Short problem: Word for word, restate every line of the listing that follows.

Dataset rows:
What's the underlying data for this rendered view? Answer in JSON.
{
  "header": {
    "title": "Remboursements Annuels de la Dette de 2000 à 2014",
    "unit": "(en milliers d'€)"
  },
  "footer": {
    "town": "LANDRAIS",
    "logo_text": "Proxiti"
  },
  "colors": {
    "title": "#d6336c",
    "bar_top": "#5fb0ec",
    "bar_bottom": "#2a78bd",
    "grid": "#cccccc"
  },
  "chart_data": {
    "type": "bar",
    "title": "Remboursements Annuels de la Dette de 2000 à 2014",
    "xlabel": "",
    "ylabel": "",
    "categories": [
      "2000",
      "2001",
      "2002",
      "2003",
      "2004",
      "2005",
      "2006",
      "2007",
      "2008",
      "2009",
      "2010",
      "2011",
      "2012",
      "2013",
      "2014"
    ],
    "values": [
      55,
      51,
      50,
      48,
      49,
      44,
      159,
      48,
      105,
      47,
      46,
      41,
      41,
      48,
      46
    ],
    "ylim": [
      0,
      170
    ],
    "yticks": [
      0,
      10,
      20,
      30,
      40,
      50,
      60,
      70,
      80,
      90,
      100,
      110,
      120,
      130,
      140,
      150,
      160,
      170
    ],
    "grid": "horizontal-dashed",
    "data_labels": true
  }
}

Complete answer:
What's the underlying data for this rendered view? Answer in JSON.
{
  "header": {
    "title": "Remboursements Annuels de la Dette de 2000 à 2014",
    "unit": "(en milliers d'€)"
  },
  "footer": {
    "town": "LANDRAIS",
    "logo_text": "Proxiti"
  },
  "colors": {
    "title": "#d6336c",
    "bar_top": "#5fb0ec",
    "bar_bottom": "#2a78bd",
    "grid": "#cccccc"
  },
  "chart_data": {
    "type": "bar",
    "title": "Remboursements Annuels de la Dette de 2000 à 2014",
    "xlabel": "",
    "ylabel": "",
    "categories": [
      "2000",
      "2001",
      "2002",
      "2003",
      "2004",
      "2005",
      "2006",
      "2007",
      "2008",
      "2009",
      "2010",
      "2011",
      "2012",
      "2013",
      "2014"
    ],
    "values": [
      55,
      51,
      50,
      48,
      49,
      44,
      159,
      48,
      105,
      47,
      46,
      41,
      41,
      48,
      46
    ],
    "ylim": [
      0,
      170
    ],
    "yticks": [
      0,
      10,
      20,
      30,
      40,
      50,
      60,
      70,
      80,
      90,
      100,
      110,
      120,
      130,
      140,
      150,
      160,
      170
    ],
    "grid": "horizontal-dashed",
    "data_labels": true
  }
}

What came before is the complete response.